» Work to be completed
Count how many lines of the material below have the word "معادلة" and give only the number.

-- START OF Data rows --

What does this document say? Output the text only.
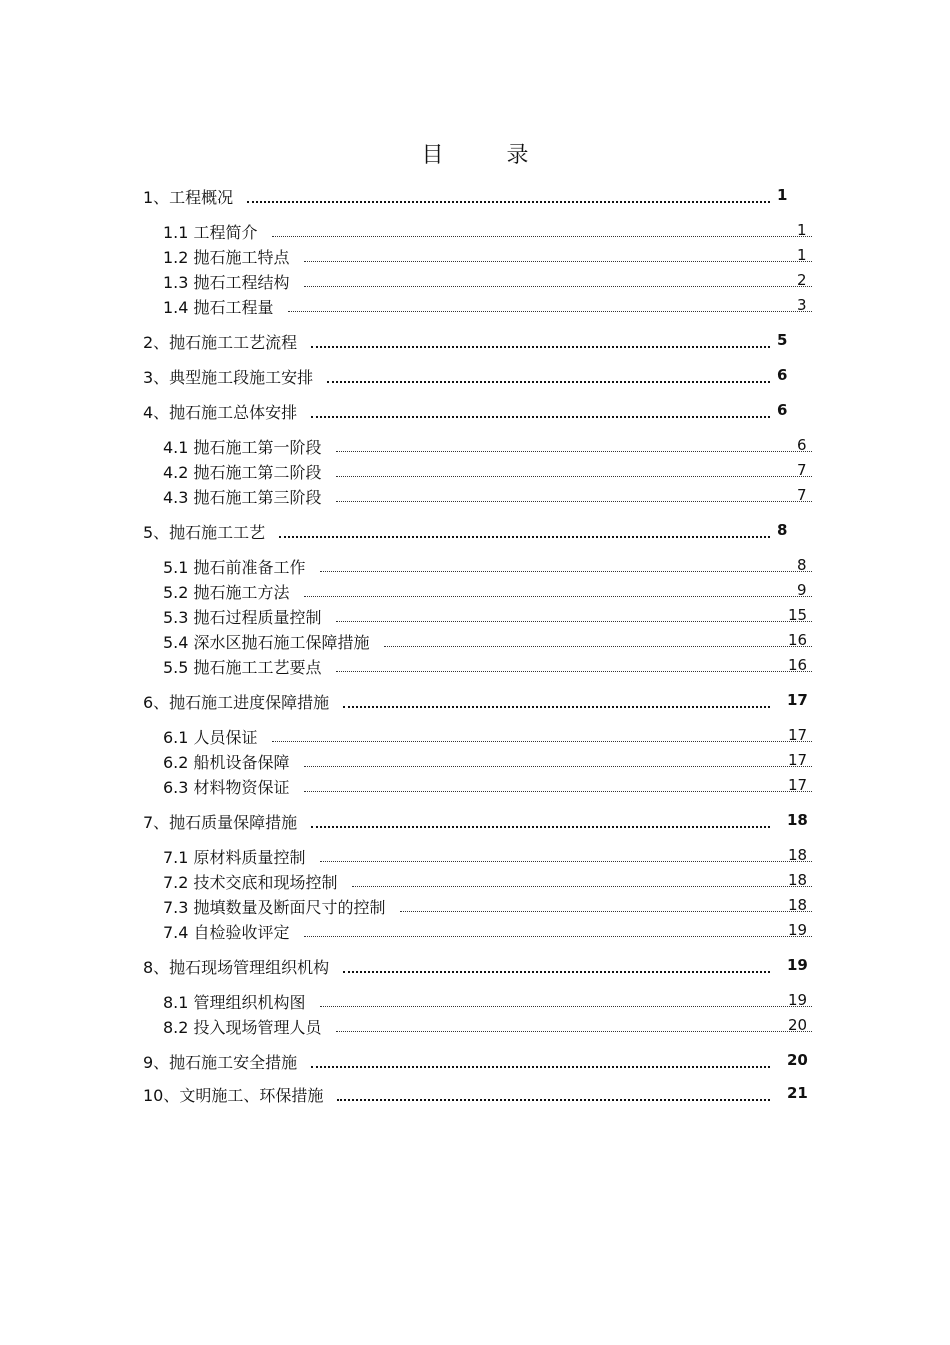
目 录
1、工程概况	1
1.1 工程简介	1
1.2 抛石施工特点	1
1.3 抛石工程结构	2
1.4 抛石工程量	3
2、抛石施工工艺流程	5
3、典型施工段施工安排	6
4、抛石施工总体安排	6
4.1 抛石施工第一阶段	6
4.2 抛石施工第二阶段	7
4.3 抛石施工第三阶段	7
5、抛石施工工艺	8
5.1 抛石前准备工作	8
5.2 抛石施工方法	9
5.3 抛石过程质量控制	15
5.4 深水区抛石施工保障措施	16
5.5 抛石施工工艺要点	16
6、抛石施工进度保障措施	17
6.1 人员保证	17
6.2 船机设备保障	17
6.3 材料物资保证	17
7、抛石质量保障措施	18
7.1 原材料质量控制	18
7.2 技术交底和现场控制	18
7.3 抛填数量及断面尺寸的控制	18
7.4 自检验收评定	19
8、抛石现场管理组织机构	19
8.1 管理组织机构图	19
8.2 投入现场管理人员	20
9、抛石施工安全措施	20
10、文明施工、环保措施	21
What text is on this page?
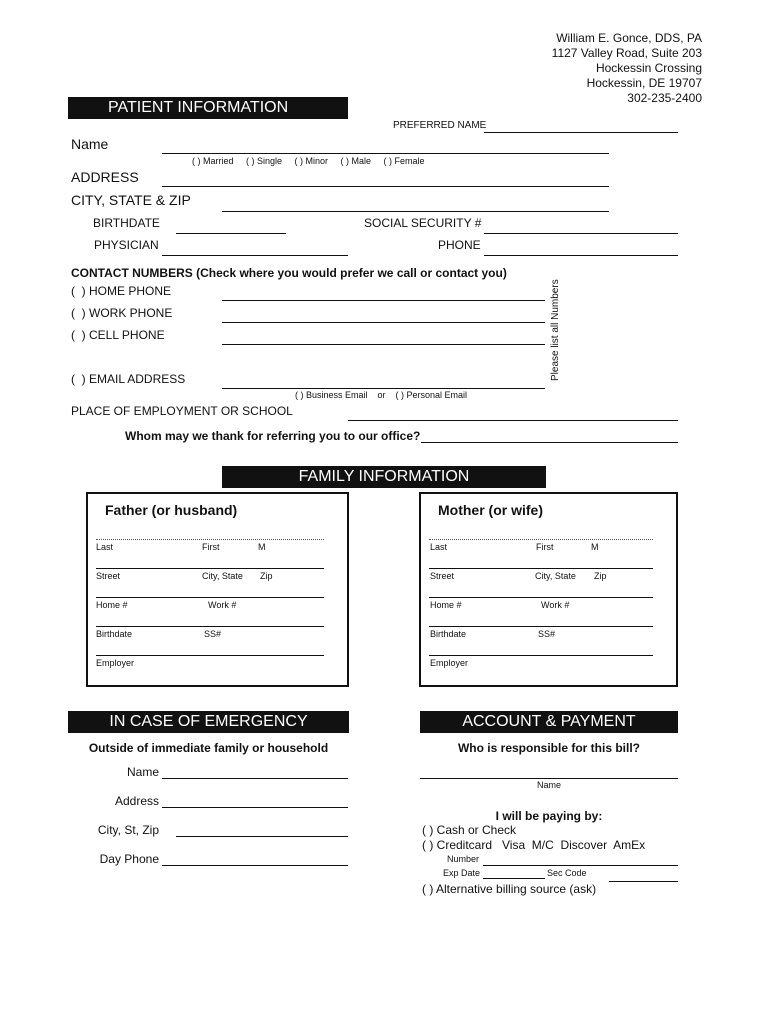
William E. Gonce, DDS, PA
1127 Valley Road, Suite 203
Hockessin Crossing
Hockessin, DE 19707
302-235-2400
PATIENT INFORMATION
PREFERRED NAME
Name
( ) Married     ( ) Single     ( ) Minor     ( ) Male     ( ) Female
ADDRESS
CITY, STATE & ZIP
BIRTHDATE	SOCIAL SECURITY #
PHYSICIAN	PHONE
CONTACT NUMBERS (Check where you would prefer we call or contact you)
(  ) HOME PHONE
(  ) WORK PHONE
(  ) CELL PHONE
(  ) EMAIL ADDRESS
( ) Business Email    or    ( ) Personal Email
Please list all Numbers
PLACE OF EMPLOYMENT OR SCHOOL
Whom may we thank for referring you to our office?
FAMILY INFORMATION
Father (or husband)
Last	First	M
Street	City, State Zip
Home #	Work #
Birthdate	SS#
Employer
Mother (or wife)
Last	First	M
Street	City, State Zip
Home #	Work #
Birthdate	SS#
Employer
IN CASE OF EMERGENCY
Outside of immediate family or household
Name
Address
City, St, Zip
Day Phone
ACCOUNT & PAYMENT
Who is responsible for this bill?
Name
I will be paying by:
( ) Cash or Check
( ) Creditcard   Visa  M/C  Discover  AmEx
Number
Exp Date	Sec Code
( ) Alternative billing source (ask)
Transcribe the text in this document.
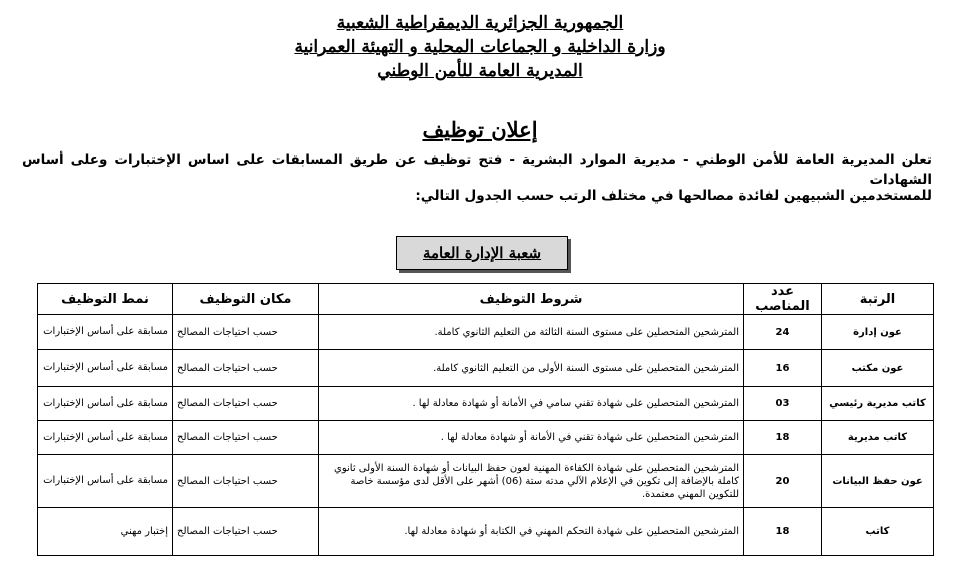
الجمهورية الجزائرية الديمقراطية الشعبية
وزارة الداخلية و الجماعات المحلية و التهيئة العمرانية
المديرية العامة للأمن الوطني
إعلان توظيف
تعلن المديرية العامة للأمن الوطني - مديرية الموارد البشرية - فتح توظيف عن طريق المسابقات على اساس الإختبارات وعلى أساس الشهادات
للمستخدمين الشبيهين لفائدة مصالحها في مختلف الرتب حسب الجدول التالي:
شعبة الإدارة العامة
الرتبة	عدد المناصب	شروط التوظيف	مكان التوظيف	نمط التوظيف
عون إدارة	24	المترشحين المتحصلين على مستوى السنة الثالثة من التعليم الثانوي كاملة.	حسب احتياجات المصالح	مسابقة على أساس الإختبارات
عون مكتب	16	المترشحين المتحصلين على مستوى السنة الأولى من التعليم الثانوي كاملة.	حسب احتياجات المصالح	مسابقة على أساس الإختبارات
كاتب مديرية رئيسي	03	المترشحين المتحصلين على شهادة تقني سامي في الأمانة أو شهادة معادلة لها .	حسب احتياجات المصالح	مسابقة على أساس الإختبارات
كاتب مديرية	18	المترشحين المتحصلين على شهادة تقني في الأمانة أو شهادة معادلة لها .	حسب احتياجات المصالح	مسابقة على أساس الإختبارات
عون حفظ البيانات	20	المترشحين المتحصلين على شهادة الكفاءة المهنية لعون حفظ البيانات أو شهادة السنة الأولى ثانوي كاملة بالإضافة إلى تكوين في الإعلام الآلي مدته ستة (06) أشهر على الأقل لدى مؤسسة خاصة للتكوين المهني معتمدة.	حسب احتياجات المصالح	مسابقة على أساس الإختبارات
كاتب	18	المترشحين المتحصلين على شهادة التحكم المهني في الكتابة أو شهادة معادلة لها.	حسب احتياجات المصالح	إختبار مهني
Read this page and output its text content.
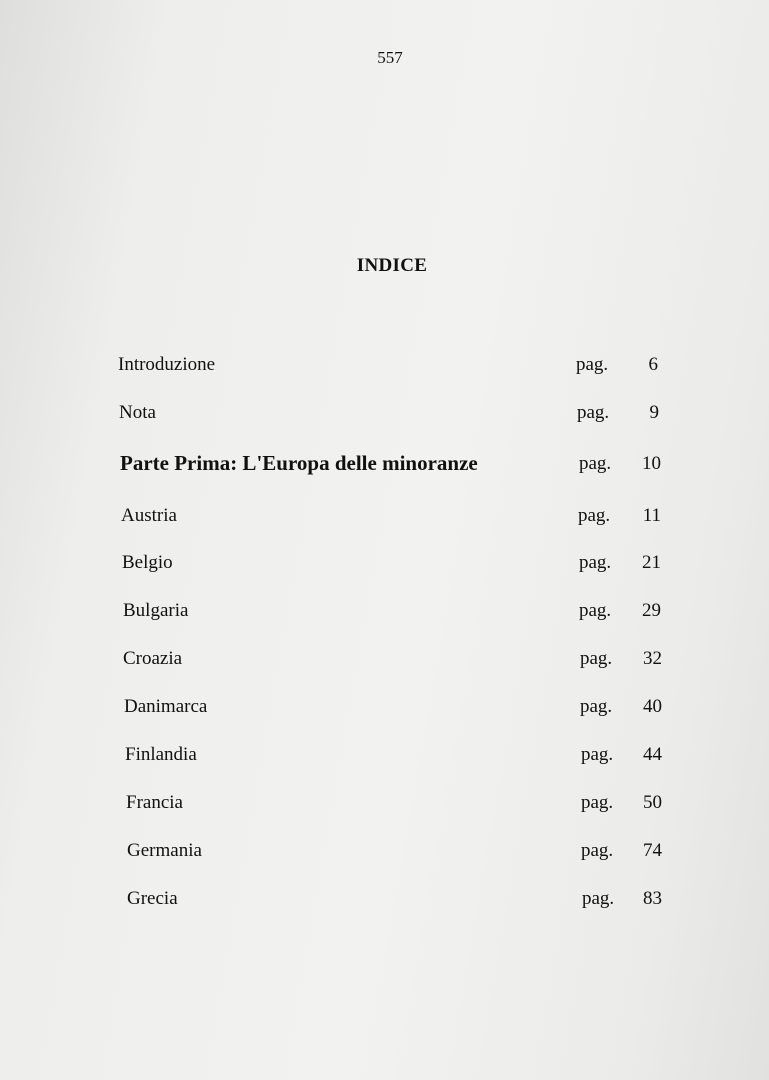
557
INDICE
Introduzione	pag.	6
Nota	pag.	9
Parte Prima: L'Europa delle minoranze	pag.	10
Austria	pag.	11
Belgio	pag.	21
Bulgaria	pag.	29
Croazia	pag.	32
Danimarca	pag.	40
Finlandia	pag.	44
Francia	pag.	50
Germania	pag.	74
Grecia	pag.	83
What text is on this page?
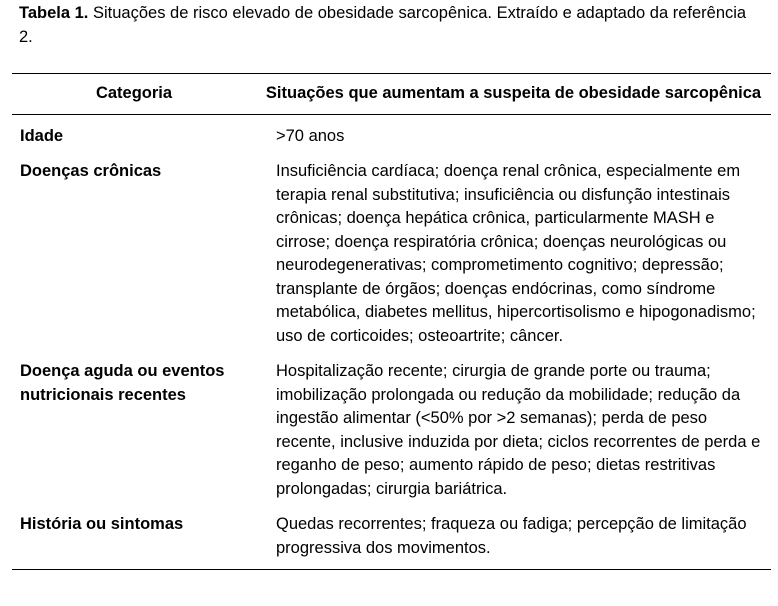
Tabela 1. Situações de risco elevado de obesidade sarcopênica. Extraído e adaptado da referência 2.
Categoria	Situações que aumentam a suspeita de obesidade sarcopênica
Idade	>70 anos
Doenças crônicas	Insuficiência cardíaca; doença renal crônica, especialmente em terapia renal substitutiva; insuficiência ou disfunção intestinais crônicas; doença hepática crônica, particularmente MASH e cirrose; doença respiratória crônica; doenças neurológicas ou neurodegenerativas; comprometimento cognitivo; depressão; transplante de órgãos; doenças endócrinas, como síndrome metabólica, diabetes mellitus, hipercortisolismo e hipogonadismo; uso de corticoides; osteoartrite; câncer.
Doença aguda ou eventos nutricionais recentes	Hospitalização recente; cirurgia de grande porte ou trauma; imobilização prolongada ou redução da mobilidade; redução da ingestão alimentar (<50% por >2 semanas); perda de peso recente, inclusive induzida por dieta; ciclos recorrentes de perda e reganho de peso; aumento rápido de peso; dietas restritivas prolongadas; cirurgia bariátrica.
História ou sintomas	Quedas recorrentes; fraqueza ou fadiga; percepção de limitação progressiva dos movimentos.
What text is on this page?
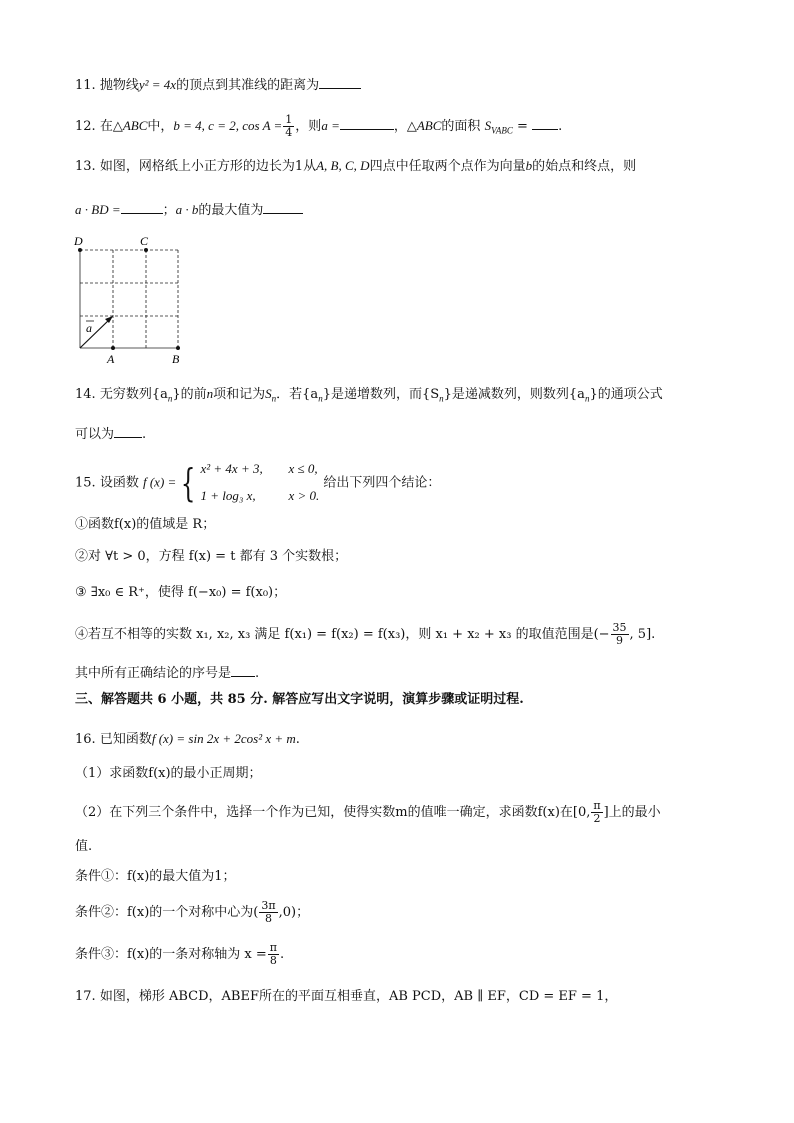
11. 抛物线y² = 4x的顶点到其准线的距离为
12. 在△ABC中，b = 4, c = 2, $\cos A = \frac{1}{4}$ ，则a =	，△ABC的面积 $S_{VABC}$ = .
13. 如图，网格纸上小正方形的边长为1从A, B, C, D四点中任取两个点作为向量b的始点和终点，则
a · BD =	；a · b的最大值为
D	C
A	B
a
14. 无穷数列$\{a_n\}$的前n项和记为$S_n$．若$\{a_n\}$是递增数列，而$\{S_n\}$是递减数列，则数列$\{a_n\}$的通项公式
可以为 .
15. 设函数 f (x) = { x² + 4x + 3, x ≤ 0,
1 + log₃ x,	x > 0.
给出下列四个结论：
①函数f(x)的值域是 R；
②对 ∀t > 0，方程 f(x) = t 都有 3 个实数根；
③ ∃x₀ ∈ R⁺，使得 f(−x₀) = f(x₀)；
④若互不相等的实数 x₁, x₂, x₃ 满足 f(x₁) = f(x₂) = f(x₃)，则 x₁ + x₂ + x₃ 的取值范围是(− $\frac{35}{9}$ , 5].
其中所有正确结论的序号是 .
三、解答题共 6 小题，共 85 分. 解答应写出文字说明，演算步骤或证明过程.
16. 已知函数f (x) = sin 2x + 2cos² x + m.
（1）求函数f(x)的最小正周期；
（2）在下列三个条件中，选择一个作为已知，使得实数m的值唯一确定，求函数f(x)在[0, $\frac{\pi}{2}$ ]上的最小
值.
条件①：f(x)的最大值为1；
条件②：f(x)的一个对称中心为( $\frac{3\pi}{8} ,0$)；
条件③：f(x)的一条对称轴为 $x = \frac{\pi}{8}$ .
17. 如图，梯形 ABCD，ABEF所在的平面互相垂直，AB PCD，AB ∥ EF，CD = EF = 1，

-- END OF Data rows --

» Exercise answer
3